> **WORK TO BE COMPLETED**: Here are records with pictures in them. Copy all of them exactly and leave the pictures out.

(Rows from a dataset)

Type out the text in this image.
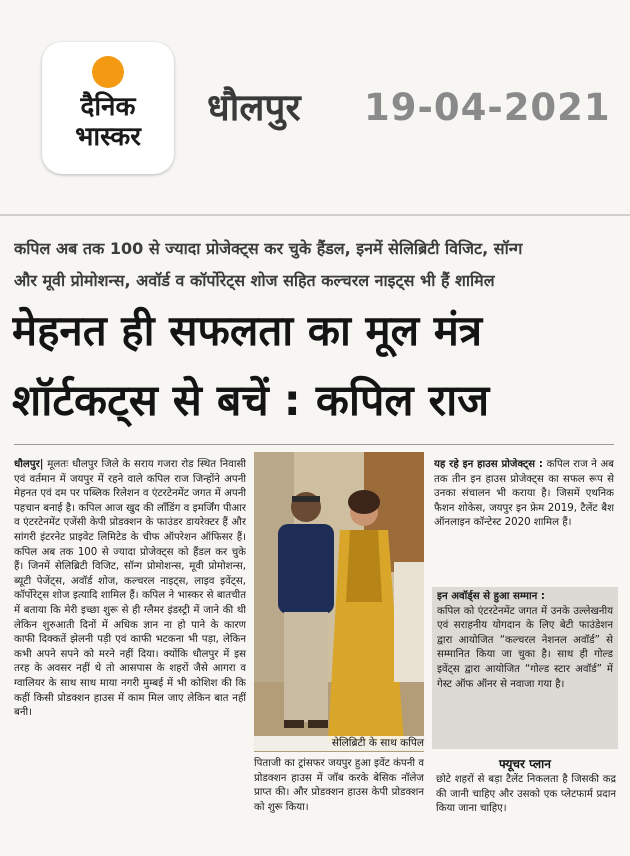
दैनिक
भास्कर
धौलपुर 19-04-2021
कपिल अब तक 100 से ज्यादा प्रोजेक्ट्स कर चुके हैंडल, इनमें सेलिब्रिटी विजिट, सॉन्ग
और मूवी प्रोमोशन्स, अवॉर्ड व कॉर्पोरेट्स शोज सहित कल्चरल नाइट्स भी हैं शामिल
मेहनत ही सफलता का मूल मंत्र
शॉर्टकट्स से बचें : कपिल राज
धौलपुर| मूलतः धौलपुर जिले के सराय गजरा रोड स्थित निवासी एवं वर्तमान में जयपुर में रहने वाले कपिल राज जिन्होंने अपनी मेहनत एवं दम पर पब्लिक रिलेशन व एंटरटेनमेंट जगत में अपनी पहचान बनाई है। कपिल आज खुद की लॉंडिंग व इमर्जिंग पीआर व एंटरटेनमेंट एजेंसी केपी प्रोडक्शन के फाउंडर डायरेक्टर हैं और सांगरी इंटरनेट प्राइवेट लिमिटेड के चीफ ऑपरेशन ऑफिसर हैं। कपिल अब तक 100 से ज्यादा प्रोजेक्ट्स को हैंडल कर चुके हैं। जिनमें सेलिब्रिटी विजिट, सॉन्ग प्रोमोशन्स, मूवी प्रोमोशन्स, ब्यूटी पेजेंट्स, अवॉर्ड शोज, कल्चरल नाइट्स, लाइव इवेंट्स, कॉर्पोरेट्स शोज इत्यादि शामिल हैं। कपिल ने भास्कर से बातचीत में बताया कि मेरी इच्छा शुरू से ही ग्लैमर इंडस्ट्री में जाने की थी लेकिन शुरुआती दिनों में अधिक ज्ञान ना हो पाने के कारण काफी दिक्कतें झेलनी पड़ी एवं काफी भटकना भी पड़ा, लेकिन कभी अपने सपने को मरने नहीं दिया। क्योंकि धौलपुर में इस तरह के अवसर नहीं थे तो आसपास के शहरों जैसे आगरा व ग्वालियर के साथ साथ माया नगरी मुम्बई में भी कोशिश की कि कहीं किसी प्रोडक्शन हाउस में काम मिल जाए लेकिन बात नहीं बनी।
सेलिब्रिटी के साथ कपिल
पिताजी का ट्रांसफर जयपुर हुआ इवेंट कंपनी व प्रोडक्शन हाउस में जॉब करके बेसिक नॉलेज प्राप्त की। और प्रोडक्शन हाउस केपी प्रोडक्शन को शुरू किया।
यह रहे इन हाउस प्रोजेक्ट्स : कपिल राज ने अब तक तीन इन हाउस प्रोजेक्ट्स का सफल रूप से उनका संचालन भी कराया है। जिसमें एथनिक फैशन शोकेस, जयपुर इन फ्रेम 2019, टैलेंट बैश ऑनलाइन कॉन्टेस्ट 2020 शामिल हैं।
इन अवॉर्ड्स से हुआ सम्मान :
कपिल को एंटरटेनमेंट जगत में उनके उल्लेखनीय एवं सराहनीय योगदान के लिए बेटी फाउंडेशन द्वारा आयोजित “कल्चरल नेशनल अवॉर्ड” से सम्मानित किया जा चुका है। साथ ही गोल्ड इवेंट्स द्वारा आयोजित “गोल्ड स्टार अवॉर्ड” में गेस्ट ऑफ ऑनर से नवाजा गया है।
फ्यूचर प्लान
छोटे शहरों से बड़ा टैलेंट निकलता है जिसकी कद्र की जानी चाहिए और उसको एक प्लेटफार्म प्रदान किया जाना चाहिए।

> **RESPONSE TO THIS TASK**:
Type out the text in this image.
दैनिक
भास्कर
धौलपुर 19-04-2021
कपिल अब तक 100 से ज्यादा प्रोजेक्ट्स कर चुके हैंडल, इनमें सेलिब्रिटी विजिट, सॉन्ग
और मूवी प्रोमोशन्स, अवॉर्ड व कॉर्पोरेट्स शोज सहित कल्चरल नाइट्स भी हैं शामिल
मेहनत ही सफलता का मूल मंत्र
शॉर्टकट्स से बचें : कपिल राज
धौलपुर| मूलतः धौलपुर जिले के सराय गजरा रोड स्थित निवासी एवं वर्तमान में जयपुर में रहने वाले कपिल राज जिन्होंने अपनी मेहनत एवं दम पर पब्लिक रिलेशन व एंटरटेनमेंट जगत में अपनी पहचान बनाई है। कपिल आज खुद की लॉंडिंग व इमर्जिंग पीआर व एंटरटेनमेंट एजेंसी केपी प्रोडक्शन के फाउंडर डायरेक्टर हैं और सांगरी इंटरनेट प्राइवेट लिमिटेड के चीफ ऑपरेशन ऑफिसर हैं। कपिल अब तक 100 से ज्यादा प्रोजेक्ट्स को हैंडल कर चुके हैं। जिनमें सेलिब्रिटी विजिट, सॉन्ग प्रोमोशन्स, मूवी प्रोमोशन्स, ब्यूटी पेजेंट्स, अवॉर्ड शोज, कल्चरल नाइट्स, लाइव इवेंट्स, कॉर्पोरेट्स शोज इत्यादि शामिल हैं। कपिल ने भास्कर से बातचीत में बताया कि मेरी इच्छा शुरू से ही ग्लैमर इंडस्ट्री में जाने की थी लेकिन शुरुआती दिनों में अधिक ज्ञान ना हो पाने के कारण काफी दिक्कतें झेलनी पड़ी एवं काफी भटकना भी पड़ा, लेकिन कभी अपने सपने को मरने नहीं दिया। क्योंकि धौलपुर में इस तरह के अवसर नहीं थे तो आसपास के शहरों जैसे आगरा व ग्वालियर के साथ साथ माया नगरी मुम्बई में भी कोशिश की कि कहीं किसी प्रोडक्शन हाउस में काम मिल जाए लेकिन बात नहीं बनी।
सेलिब्रिटी के साथ कपिल
पिताजी का ट्रांसफर जयपुर हुआ इवेंट कंपनी व प्रोडक्शन हाउस में जॉब करके बेसिक नॉलेज प्राप्त की। और प्रोडक्शन हाउस केपी प्रोडक्शन को शुरू किया।
यह रहे इन हाउस प्रोजेक्ट्स : कपिल राज ने अब तक तीन इन हाउस प्रोजेक्ट्स का सफल रूप से उनका संचालन भी कराया है। जिसमें एथनिक फैशन शोकेस, जयपुर इन फ्रेम 2019, टैलेंट बैश ऑनलाइन कॉन्टेस्ट 2020 शामिल हैं।
इन अवॉर्ड्स से हुआ सम्मान :
कपिल को एंटरटेनमेंट जगत में उनके उल्लेखनीय एवं सराहनीय योगदान के लिए बेटी फाउंडेशन द्वारा आयोजित “कल्चरल नेशनल अवॉर्ड” से सम्मानित किया जा चुका है। साथ ही गोल्ड इवेंट्स द्वारा आयोजित “गोल्ड स्टार अवॉर्ड” में गेस्ट ऑफ ऑनर से नवाजा गया है।
फ्यूचर प्लान
छोटे शहरों से बड़ा टैलेंट निकलता है जिसकी कद्र की जानी चाहिए और उसको एक प्लेटफार्म प्रदान किया जाना चाहिए।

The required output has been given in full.